Task:
In the entries below, count the lines holding "water". Reply with the number only.

Exercise data Block Start

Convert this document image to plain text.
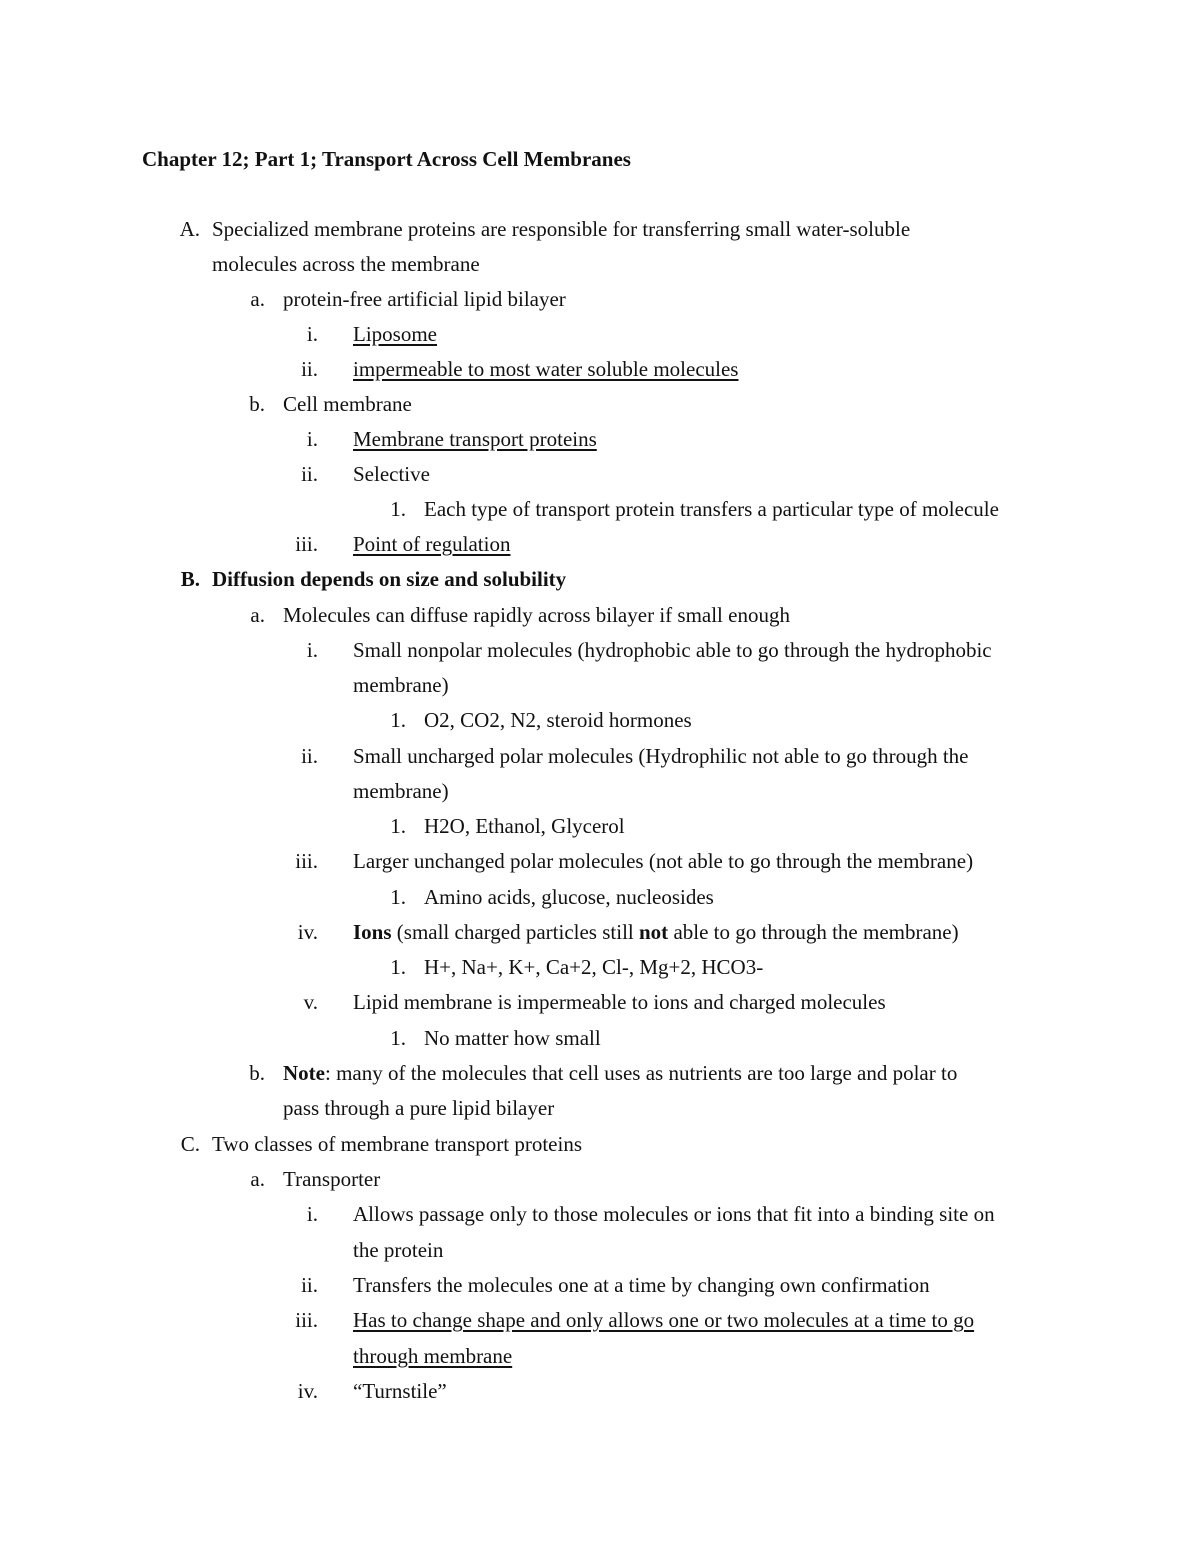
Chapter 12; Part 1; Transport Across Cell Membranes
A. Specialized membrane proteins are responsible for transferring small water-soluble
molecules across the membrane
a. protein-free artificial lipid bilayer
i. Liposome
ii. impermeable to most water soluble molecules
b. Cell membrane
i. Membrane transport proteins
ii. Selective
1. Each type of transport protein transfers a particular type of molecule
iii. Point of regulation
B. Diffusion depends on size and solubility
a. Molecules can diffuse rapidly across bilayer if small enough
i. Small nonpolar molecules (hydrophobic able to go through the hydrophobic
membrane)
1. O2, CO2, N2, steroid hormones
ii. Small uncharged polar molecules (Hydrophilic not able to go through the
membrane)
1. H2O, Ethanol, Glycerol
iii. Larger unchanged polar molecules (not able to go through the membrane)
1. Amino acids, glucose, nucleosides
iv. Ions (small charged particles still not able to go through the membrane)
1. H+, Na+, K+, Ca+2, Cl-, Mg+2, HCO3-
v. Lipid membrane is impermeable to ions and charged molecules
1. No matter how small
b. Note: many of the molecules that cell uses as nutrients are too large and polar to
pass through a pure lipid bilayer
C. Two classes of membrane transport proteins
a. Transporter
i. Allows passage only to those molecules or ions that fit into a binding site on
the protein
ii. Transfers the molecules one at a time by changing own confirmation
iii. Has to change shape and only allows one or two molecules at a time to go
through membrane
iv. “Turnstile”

Exercise data Block End
Exercise data Block Start

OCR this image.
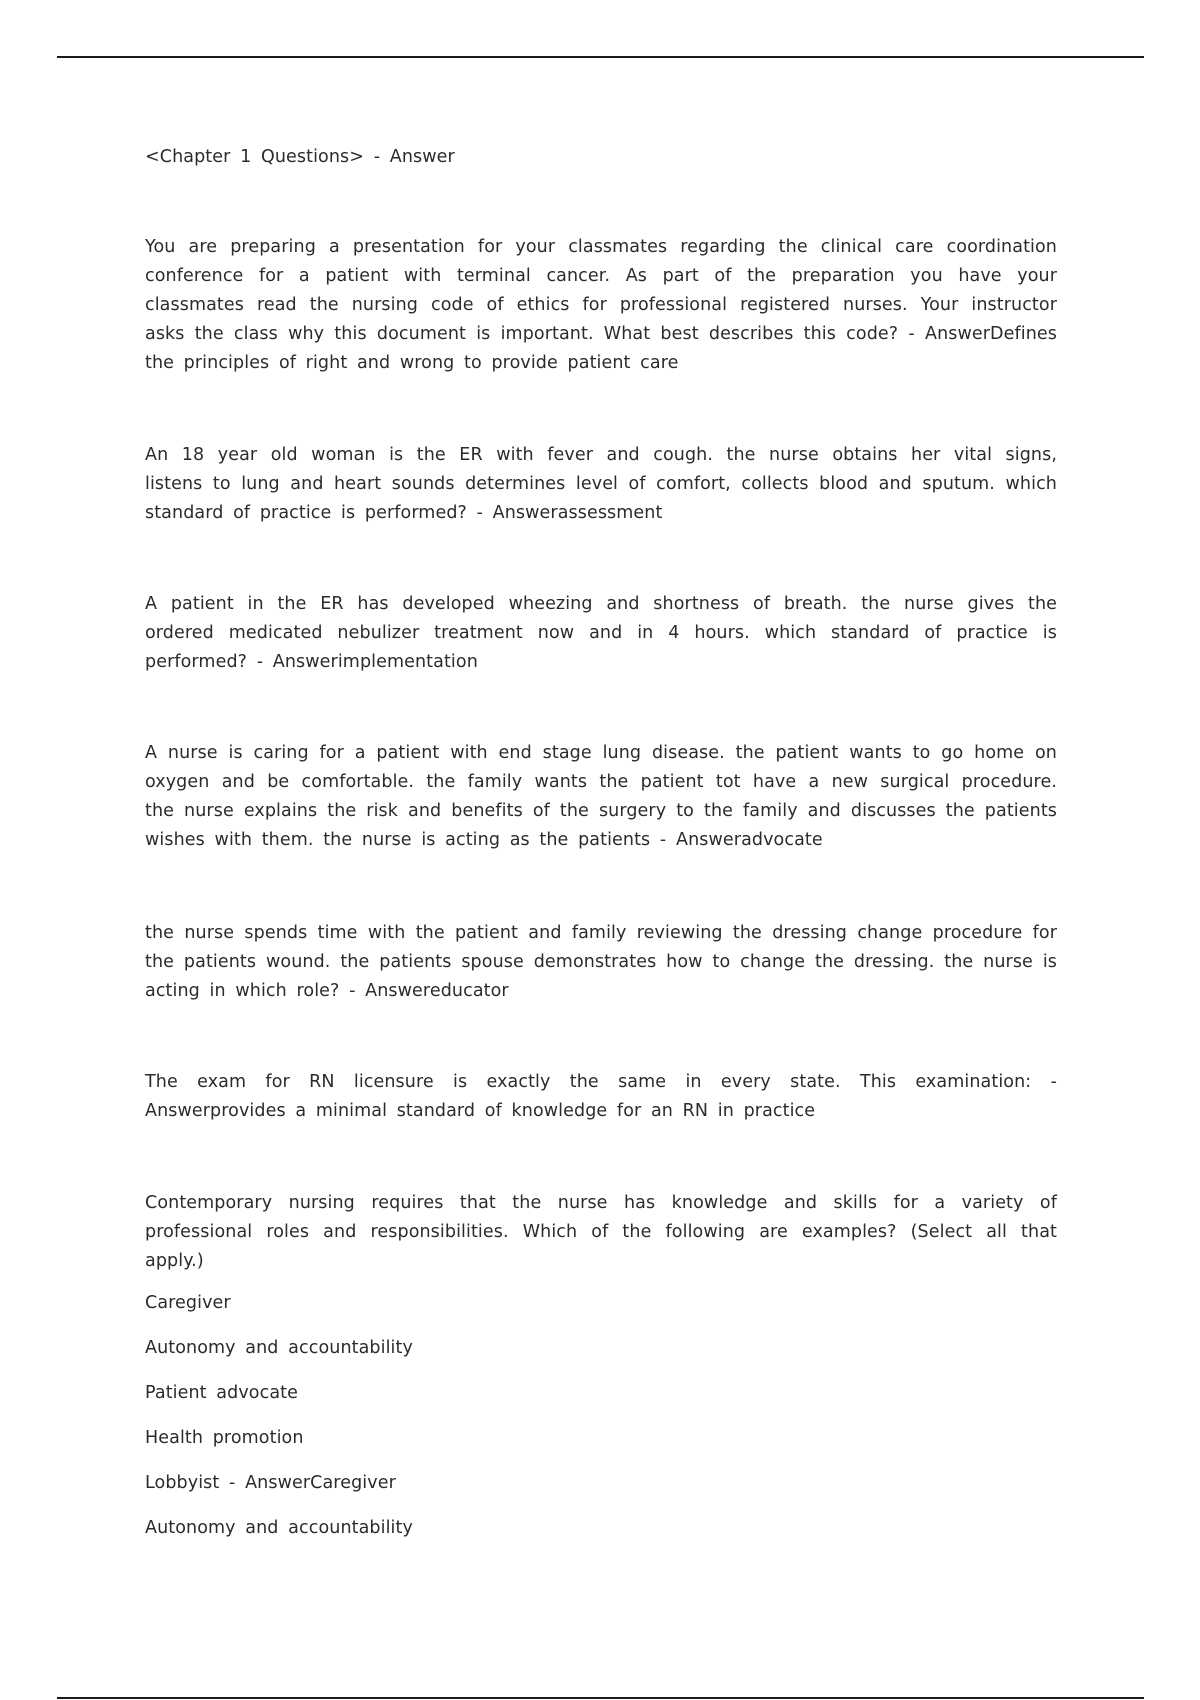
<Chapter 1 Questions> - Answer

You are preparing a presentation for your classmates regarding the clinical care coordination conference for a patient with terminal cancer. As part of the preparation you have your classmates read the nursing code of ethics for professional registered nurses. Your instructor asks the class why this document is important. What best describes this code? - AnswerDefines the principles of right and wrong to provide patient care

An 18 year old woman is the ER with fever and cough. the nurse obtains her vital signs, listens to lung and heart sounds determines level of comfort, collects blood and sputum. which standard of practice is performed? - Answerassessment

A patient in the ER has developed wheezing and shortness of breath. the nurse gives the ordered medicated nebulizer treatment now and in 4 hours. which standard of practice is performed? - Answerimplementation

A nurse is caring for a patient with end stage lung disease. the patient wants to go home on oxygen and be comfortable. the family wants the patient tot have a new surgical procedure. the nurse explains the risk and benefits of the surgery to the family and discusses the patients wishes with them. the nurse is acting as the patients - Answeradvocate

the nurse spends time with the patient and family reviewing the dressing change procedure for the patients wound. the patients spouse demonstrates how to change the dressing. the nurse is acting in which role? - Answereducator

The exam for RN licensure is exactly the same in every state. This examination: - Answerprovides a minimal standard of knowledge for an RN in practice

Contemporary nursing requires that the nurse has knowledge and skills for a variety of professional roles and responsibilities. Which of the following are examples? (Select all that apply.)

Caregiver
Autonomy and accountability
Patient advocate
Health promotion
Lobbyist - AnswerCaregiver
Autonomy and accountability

Exercise data Block End

Your solution:
2